- _Work required_:
The records below are split into lines. How many of those lines contain the string "level"? Reply with the number only.

- _Exercise input_:
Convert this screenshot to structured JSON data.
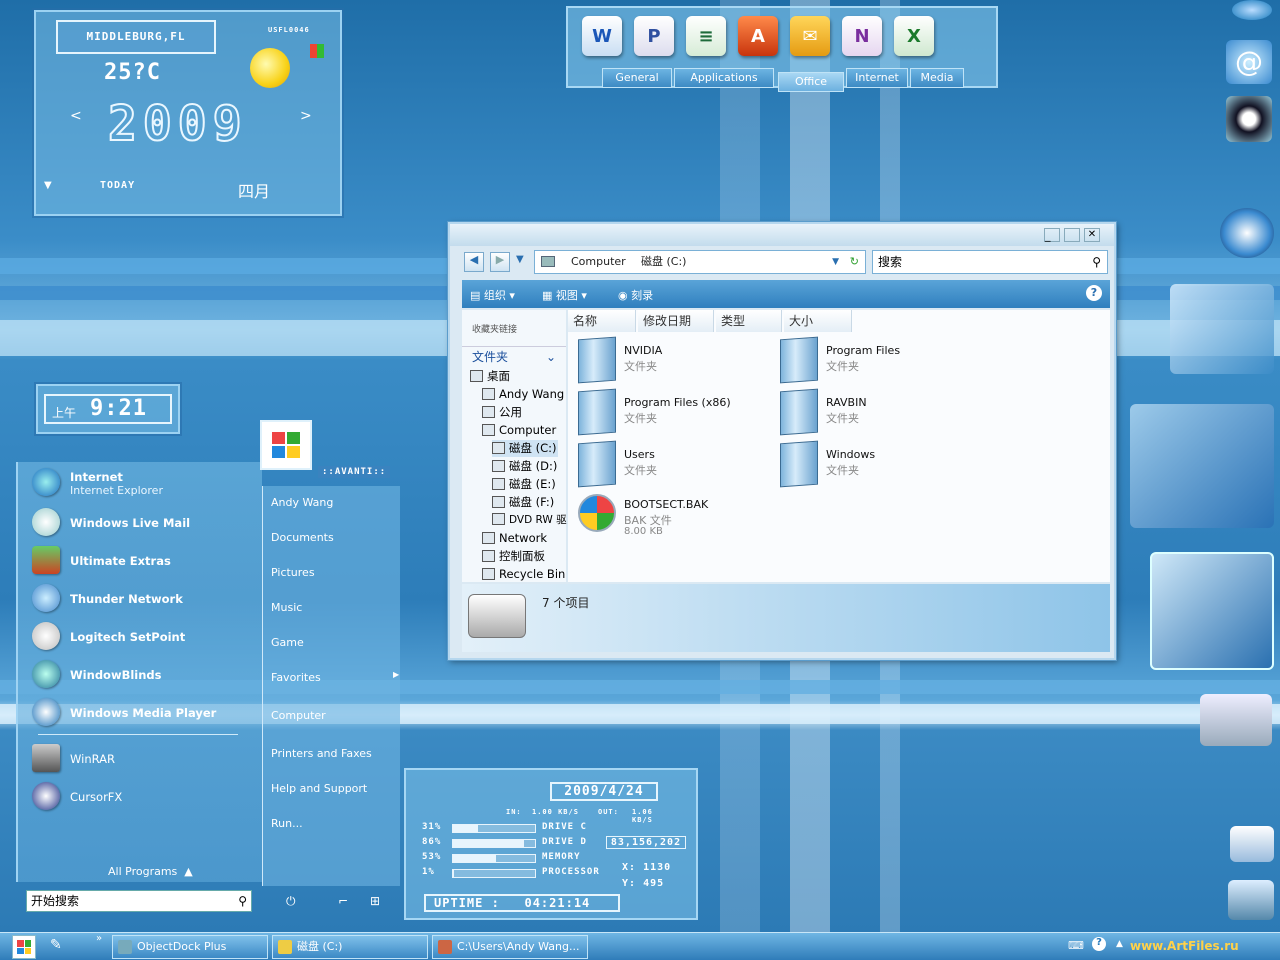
{
  "weather": {
    "location": "MIDDLEBURG,FL",
    "code": "USFL0046",
    "temperature": "25?C",
    "year": "2009",
    "prev": "<",
    "next": ">",
    "today_label": "TODAY",
    "month": "四月"
  },
  "clock": {
    "ampm": "上午",
    "time": "9:21"
  },
  "dock": {
    "tabs": [
      "General",
      "Applications",
      "Office",
      "Internet",
      "Media"
    ],
    "active_tab": "Office",
    "icons": [
      "word-icon",
      "project-icon",
      "publisher-icon",
      "access-icon",
      "outlook-icon",
      "onenote-icon",
      "excel-icon"
    ]
  },
  "explorer": {
    "address": [
      "Computer",
      "磁盘 (C:)"
    ],
    "search_placeholder": "搜索",
    "commands": [
      "组织",
      "视图",
      "刻录"
    ],
    "favorites_label": "收藏夹链接",
    "folders_label": "文件夹",
    "tree": [
      "桌面",
      "Andy Wang",
      "公用",
      "Computer",
      "磁盘 (C:)",
      "磁盘 (D:)",
      "磁盘 (E:)",
      "磁盘 (F:)",
      "DVD RW 驱",
      "Network",
      "控制面板",
      "Recycle Bin"
    ],
    "columns": [
      "名称",
      "修改日期",
      "类型",
      "大小"
    ],
    "files": [
      {
        "name": "NVIDIA",
        "type": "文件夹"
      },
      {
        "name": "Program Files",
        "type": "文件夹"
      },
      {
        "name": "Program Files (x86)",
        "type": "文件夹"
      },
      {
        "name": "RAVBIN",
        "type": "文件夹"
      },
      {
        "name": "Users",
        "type": "文件夹"
      },
      {
        "name": "Windows",
        "type": "文件夹"
      },
      {
        "name": "BOOTSECT.BAK",
        "type": "BAK 文件",
        "size": "8.00 KB"
      }
    ],
    "item_count": "7 个项目"
  },
  "startmenu": {
    "programs": [
      {
        "title": "Internet",
        "sub": "Internet Explorer"
      },
      {
        "title": "Windows Live Mail"
      },
      {
        "title": "Ultimate Extras"
      },
      {
        "title": "Thunder Network"
      },
      {
        "title": "Logitech SetPoint"
      },
      {
        "title": "WindowBlinds"
      },
      {
        "title": "Windows Media Player"
      },
      {
        "title": "WinRAR"
      },
      {
        "title": "CursorFX"
      }
    ],
    "all_programs": "All Programs",
    "search_placeholder": "开始搜索",
    "brand": "::AVANTI::",
    "right": [
      "Andy Wang",
      "Documents",
      "Pictures",
      "Music",
      "Game",
      "Favorites",
      "Computer",
      "Printers and Faxes",
      "Help and Support",
      "Run..."
    ]
  },
  "sysmon": {
    "date": "2009/4/24",
    "in_label": "IN:",
    "in": "1.00 KB/S",
    "out_label": "OUT:",
    "out": "1.06 KB/S",
    "rows": [
      {
        "pct": "31%",
        "label": "DRIVE C",
        "level": 0.31
      },
      {
        "pct": "86%",
        "label": "DRIVE D",
        "level": 0.86
      },
      {
        "pct": "53%",
        "label": "MEMORY",
        "level": 0.53
      },
      {
        "pct": "1%",
        "label": "PROCESSOR",
        "level": 0.01
      }
    ],
    "bytes": "83,156,202",
    "x_label": "X:",
    "x": "1130",
    "y_label": "Y:",
    "y": "495",
    "uptime_label": "UPTIME :",
    "uptime": "04:21:14"
  },
  "taskbar": {
    "buttons": [
      "ObjectDock Plus",
      "磁盘 (C:)",
      "C:\\Users\\Andy Wang..."
    ],
    "watermark": "www.ArtFiles.ru"
  }
}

- _Problem solution_:
4